■ Written exercise ■
Counting only lines that hold "соответствии", give the total and nothing more.

--- start Records provided ---

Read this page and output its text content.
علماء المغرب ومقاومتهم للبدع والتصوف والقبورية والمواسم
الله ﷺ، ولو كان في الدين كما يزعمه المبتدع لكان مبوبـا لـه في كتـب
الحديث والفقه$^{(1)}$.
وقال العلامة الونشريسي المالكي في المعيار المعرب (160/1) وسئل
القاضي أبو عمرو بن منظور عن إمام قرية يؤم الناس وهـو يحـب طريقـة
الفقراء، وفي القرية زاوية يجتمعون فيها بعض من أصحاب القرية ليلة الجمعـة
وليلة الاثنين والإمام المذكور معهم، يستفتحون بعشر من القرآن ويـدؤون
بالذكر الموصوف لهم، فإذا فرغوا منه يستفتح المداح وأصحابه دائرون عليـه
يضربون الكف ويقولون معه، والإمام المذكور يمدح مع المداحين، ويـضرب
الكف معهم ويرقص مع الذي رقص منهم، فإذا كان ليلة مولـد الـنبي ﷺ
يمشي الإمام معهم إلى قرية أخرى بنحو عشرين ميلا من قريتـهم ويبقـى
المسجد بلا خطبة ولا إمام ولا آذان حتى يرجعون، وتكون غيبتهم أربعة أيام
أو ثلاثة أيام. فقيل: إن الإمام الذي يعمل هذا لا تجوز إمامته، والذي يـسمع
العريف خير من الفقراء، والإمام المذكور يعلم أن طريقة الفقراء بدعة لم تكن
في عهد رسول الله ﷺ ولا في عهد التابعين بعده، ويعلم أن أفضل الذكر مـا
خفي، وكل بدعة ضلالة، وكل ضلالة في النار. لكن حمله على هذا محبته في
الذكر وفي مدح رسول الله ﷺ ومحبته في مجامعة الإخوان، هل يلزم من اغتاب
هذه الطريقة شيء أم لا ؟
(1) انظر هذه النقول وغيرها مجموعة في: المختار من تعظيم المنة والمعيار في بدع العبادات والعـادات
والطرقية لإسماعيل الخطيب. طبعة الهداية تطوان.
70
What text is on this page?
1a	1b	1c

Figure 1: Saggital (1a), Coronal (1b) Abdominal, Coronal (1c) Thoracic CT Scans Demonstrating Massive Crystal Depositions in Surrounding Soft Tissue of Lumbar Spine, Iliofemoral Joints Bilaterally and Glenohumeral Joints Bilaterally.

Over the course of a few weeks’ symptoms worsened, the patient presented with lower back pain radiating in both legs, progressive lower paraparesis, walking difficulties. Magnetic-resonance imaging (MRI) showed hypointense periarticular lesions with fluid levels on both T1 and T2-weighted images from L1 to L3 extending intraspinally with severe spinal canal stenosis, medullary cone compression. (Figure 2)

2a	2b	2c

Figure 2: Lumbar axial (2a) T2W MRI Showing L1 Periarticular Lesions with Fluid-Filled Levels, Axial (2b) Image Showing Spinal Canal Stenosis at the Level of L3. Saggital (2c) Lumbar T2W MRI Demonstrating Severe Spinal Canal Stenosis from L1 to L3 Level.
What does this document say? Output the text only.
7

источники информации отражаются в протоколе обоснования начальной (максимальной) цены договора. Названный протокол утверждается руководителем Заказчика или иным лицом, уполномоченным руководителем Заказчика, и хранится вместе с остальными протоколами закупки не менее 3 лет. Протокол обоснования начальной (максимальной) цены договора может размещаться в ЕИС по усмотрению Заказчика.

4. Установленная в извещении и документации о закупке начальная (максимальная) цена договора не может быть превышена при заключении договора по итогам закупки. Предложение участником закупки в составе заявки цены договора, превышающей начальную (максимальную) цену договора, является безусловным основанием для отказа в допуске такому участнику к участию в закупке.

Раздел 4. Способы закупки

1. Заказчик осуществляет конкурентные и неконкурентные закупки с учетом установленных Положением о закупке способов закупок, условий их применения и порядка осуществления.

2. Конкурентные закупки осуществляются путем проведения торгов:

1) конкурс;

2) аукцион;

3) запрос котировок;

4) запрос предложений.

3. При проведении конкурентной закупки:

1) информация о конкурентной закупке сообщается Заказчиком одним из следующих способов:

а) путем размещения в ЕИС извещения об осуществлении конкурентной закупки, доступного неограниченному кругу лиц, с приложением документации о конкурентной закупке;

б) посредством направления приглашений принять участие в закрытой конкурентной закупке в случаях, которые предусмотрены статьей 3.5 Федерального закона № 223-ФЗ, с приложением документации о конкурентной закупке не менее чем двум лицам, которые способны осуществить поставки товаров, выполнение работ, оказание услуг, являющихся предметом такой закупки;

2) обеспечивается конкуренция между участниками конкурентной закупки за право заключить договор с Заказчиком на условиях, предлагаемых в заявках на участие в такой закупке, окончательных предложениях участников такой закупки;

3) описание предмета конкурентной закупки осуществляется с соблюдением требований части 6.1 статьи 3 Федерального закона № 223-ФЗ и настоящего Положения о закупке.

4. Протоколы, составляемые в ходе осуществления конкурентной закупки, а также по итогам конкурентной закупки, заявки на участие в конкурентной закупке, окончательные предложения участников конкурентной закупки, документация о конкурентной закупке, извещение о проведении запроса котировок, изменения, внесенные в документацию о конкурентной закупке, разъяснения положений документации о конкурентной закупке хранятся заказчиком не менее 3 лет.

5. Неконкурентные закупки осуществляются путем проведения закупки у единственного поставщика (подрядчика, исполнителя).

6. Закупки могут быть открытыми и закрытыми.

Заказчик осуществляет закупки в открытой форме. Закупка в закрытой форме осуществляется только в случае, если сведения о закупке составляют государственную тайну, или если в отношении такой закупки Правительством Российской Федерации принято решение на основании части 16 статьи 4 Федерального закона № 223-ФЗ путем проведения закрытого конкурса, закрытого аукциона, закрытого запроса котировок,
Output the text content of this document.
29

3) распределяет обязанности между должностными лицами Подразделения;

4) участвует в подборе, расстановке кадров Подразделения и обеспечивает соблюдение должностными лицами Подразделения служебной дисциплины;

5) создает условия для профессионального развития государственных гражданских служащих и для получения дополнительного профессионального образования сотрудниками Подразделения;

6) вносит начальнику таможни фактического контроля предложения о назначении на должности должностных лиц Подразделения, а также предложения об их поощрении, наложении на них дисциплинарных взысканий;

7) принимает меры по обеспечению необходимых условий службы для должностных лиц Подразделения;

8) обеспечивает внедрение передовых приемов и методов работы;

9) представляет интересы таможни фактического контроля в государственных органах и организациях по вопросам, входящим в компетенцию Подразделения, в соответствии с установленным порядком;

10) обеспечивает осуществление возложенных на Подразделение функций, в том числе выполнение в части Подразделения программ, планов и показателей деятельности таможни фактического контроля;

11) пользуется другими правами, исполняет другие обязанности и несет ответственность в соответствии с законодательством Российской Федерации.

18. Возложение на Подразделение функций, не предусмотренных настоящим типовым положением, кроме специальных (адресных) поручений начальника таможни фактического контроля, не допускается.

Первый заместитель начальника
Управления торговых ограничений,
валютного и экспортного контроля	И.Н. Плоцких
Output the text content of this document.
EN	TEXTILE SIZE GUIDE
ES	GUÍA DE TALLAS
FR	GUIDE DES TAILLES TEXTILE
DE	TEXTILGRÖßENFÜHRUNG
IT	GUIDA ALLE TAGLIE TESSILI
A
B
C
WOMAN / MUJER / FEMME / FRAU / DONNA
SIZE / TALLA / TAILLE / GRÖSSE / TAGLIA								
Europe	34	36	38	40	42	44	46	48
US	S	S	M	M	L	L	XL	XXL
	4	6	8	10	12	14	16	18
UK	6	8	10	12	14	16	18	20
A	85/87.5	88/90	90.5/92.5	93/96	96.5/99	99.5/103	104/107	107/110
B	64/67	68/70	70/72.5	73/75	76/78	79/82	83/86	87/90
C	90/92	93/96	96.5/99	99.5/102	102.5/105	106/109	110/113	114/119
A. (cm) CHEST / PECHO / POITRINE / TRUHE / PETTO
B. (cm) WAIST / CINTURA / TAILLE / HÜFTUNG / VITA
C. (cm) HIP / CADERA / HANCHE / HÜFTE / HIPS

--- end Records provided ---

■ Correct output ■
2